Rows from a dataset

▬▬▬▬▬▬

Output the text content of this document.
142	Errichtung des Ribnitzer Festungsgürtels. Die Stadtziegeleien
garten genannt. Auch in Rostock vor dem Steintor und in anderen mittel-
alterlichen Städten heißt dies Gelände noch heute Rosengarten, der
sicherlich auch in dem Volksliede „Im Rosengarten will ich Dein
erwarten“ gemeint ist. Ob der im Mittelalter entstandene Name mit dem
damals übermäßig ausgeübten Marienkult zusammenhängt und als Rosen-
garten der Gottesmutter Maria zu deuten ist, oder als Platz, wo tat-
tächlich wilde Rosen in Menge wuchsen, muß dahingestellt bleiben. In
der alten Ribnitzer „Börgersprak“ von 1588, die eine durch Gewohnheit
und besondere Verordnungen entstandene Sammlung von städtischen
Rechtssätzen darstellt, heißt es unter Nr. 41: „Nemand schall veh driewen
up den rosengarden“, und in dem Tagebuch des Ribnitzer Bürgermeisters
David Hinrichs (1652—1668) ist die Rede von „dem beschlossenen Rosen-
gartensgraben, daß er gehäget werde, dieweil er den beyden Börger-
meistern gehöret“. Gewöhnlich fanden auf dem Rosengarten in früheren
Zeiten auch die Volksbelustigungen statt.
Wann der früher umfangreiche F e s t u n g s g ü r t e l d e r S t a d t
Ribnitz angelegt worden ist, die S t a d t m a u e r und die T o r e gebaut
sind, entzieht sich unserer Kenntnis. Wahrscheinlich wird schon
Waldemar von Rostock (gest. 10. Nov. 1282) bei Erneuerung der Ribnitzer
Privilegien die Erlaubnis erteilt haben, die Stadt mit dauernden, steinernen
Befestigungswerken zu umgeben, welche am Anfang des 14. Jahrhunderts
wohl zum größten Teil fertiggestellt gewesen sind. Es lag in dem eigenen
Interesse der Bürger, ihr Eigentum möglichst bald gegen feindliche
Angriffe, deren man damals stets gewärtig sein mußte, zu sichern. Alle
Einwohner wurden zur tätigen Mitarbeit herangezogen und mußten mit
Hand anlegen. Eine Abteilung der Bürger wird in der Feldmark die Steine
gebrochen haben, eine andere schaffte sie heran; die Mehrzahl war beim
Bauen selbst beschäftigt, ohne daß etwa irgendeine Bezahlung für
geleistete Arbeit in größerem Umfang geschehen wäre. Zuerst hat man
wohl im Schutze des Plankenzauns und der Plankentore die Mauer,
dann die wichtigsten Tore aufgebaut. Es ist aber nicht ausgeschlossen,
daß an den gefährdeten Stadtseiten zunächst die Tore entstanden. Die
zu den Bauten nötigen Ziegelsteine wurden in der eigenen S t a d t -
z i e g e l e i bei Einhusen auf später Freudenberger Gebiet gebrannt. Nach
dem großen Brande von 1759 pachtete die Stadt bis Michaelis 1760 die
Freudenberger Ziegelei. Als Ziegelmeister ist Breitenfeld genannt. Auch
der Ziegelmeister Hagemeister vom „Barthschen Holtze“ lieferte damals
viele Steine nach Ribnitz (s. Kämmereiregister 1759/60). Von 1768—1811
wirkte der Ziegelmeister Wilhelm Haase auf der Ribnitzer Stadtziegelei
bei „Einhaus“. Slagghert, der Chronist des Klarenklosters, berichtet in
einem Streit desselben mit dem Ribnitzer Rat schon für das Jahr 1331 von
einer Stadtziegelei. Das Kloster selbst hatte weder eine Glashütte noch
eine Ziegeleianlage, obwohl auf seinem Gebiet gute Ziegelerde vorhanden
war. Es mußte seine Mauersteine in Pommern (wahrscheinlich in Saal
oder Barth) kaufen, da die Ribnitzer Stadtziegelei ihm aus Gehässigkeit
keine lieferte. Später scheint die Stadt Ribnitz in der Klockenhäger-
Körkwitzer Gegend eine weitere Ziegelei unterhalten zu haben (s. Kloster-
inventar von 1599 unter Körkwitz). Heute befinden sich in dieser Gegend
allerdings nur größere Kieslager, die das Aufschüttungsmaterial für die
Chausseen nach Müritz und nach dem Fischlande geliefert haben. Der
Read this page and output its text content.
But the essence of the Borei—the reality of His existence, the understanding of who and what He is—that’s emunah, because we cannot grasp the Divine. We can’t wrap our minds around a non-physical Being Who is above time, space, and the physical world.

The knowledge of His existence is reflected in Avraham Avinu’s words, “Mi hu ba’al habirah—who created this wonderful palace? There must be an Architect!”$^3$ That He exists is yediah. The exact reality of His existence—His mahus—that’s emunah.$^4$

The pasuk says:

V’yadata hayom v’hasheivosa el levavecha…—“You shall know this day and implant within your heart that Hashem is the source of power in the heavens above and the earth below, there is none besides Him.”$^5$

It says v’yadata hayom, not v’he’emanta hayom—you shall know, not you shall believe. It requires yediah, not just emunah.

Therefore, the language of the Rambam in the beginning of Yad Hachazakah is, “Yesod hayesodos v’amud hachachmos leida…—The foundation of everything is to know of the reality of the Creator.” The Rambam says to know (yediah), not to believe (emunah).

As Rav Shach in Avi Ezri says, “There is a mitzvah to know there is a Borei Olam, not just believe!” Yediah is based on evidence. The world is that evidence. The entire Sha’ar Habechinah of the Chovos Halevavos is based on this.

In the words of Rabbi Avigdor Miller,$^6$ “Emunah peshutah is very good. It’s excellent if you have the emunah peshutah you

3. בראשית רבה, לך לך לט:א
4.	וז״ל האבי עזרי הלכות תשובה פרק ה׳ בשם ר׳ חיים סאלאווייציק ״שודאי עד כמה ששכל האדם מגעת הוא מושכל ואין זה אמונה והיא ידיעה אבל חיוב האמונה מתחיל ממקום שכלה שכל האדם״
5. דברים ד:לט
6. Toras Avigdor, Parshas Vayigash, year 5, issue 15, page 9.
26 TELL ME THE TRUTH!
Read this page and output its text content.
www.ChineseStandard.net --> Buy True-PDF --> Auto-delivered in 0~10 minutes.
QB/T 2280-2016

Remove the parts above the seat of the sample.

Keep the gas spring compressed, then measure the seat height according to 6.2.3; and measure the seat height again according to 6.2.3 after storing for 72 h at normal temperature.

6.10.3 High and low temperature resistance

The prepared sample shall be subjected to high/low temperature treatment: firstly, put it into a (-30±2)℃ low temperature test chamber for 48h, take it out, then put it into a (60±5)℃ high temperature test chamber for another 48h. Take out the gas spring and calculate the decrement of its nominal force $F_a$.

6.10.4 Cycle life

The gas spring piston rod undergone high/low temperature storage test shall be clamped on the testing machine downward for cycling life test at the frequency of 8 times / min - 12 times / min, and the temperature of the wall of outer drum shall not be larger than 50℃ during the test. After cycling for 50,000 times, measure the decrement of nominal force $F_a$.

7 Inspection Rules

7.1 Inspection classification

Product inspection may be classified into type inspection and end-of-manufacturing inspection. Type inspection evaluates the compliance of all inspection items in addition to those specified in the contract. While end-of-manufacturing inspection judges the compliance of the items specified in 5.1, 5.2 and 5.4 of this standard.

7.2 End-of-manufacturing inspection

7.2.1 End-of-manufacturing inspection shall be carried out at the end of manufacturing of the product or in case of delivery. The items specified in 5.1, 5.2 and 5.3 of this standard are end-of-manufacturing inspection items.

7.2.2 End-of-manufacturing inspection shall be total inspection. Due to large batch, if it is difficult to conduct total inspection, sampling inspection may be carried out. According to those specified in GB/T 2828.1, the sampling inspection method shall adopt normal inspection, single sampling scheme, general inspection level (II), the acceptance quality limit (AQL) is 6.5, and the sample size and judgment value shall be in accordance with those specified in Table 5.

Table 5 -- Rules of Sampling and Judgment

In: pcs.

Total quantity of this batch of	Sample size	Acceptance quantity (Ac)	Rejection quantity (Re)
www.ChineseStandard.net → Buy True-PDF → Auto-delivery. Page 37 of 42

▬▬▬▬▬▬

Directions: Count every line of the records that holds "Rules". State the number, nothing else.

Full response: 2